===== DATA PROVIDED
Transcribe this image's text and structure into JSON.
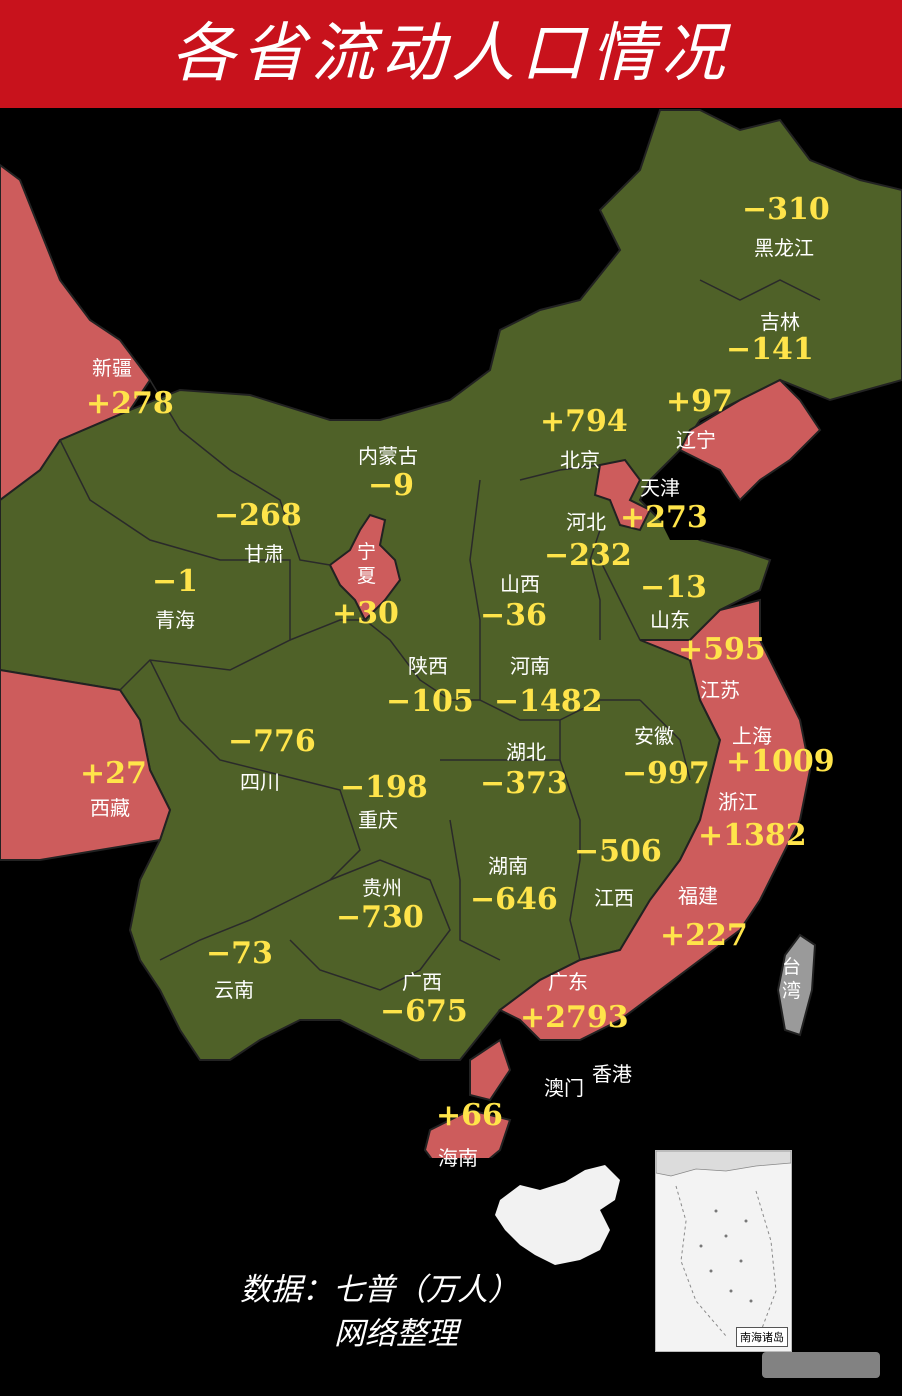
{
  "title": "各省流动人口情况",
  "colors": {
    "title_bg": "#c8121c",
    "outflow": "#4f6128",
    "inflow": "#cd5c5c",
    "value_text": "#ffe44a"
  },
  "provinces": [
    {
      "name": "新疆",
      "value": "+278"
    },
    {
      "name": "西藏",
      "value": "+27"
    },
    {
      "name": "青海",
      "value": "−1"
    },
    {
      "name": "甘肃",
      "value": "−268"
    },
    {
      "name": "内蒙古",
      "value": "−9"
    },
    {
      "name": "宁夏",
      "value": "+30"
    },
    {
      "name": "四川",
      "value": "−776"
    },
    {
      "name": "重庆",
      "value": "−198"
    },
    {
      "name": "云南",
      "value": "−73"
    },
    {
      "name": "贵州",
      "value": "−730"
    },
    {
      "name": "广西",
      "value": "−675"
    },
    {
      "name": "陕西",
      "value": "−105"
    },
    {
      "name": "山西",
      "value": "−36"
    },
    {
      "name": "河南",
      "value": "−1482"
    },
    {
      "name": "湖北",
      "value": "−373"
    },
    {
      "name": "湖南",
      "value": "−646"
    },
    {
      "name": "江西",
      "value": "−506"
    },
    {
      "name": "安徽",
      "value": "−997"
    },
    {
      "name": "广东",
      "value": "+2793"
    },
    {
      "name": "海南",
      "value": "+66"
    },
    {
      "name": "福建",
      "value": "+227"
    },
    {
      "name": "浙江",
      "value": "+1382"
    },
    {
      "name": "上海",
      "value": "+1009"
    },
    {
      "name": "江苏",
      "value": "+595"
    },
    {
      "name": "山东",
      "value": "−13"
    },
    {
      "name": "河北",
      "value": "−232"
    },
    {
      "name": "北京",
      "value": "+794"
    },
    {
      "name": "天津",
      "value": "+273"
    },
    {
      "name": "辽宁",
      "value": "+97"
    },
    {
      "name": "吉林",
      "value": "−141"
    },
    {
      "name": "黑龙江",
      "value": "−310"
    }
  ],
  "other_labels": {
    "taiwan": "台湾",
    "hongkong": "香港",
    "macau": "澳门"
  },
  "inset_label": "南海诸岛",
  "footer": {
    "source": "数据：七普（万人）",
    "credit": "网络整理"
  }
}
==========
▶ [WHAT TO DO]: From the material above, copy everything exactly but the pictures.

▶ [OUTPUT BELOW]:
Transcribe this image's text and structure into JSON.
{
  "title": "各省流动人口情况",
  "colors": {
    "title_bg": "#c8121c",
    "outflow": "#4f6128",
    "inflow": "#cd5c5c",
    "value_text": "#ffe44a"
  },
  "provinces": [
    {
      "name": "新疆",
      "value": "+278"
    },
    {
      "name": "西藏",
      "value": "+27"
    },
    {
      "name": "青海",
      "value": "−1"
    },
    {
      "name": "甘肃",
      "value": "−268"
    },
    {
      "name": "内蒙古",
      "value": "−9"
    },
    {
      "name": "宁夏",
      "value": "+30"
    },
    {
      "name": "四川",
      "value": "−776"
    },
    {
      "name": "重庆",
      "value": "−198"
    },
    {
      "name": "云南",
      "value": "−73"
    },
    {
      "name": "贵州",
      "value": "−730"
    },
    {
      "name": "广西",
      "value": "−675"
    },
    {
      "name": "陕西",
      "value": "−105"
    },
    {
      "name": "山西",
      "value": "−36"
    },
    {
      "name": "河南",
      "value": "−1482"
    },
    {
      "name": "湖北",
      "value": "−373"
    },
    {
      "name": "湖南",
      "value": "−646"
    },
    {
      "name": "江西",
      "value": "−506"
    },
    {
      "name": "安徽",
      "value": "−997"
    },
    {
      "name": "广东",
      "value": "+2793"
    },
    {
      "name": "海南",
      "value": "+66"
    },
    {
      "name": "福建",
      "value": "+227"
    },
    {
      "name": "浙江",
      "value": "+1382"
    },
    {
      "name": "上海",
      "value": "+1009"
    },
    {
      "name": "江苏",
      "value": "+595"
    },
    {
      "name": "山东",
      "value": "−13"
    },
    {
      "name": "河北",
      "value": "−232"
    },
    {
      "name": "北京",
      "value": "+794"
    },
    {
      "name": "天津",
      "value": "+273"
    },
    {
      "name": "辽宁",
      "value": "+97"
    },
    {
      "name": "吉林",
      "value": "−141"
    },
    {
      "name": "黑龙江",
      "value": "−310"
    }
  ],
  "other_labels": {
    "taiwan": "台湾",
    "hongkong": "香港",
    "macau": "澳门"
  },
  "inset_label": "南海诸岛",
  "footer": {
    "source": "数据：七普（万人）",
    "credit": "网络整理"
  }
}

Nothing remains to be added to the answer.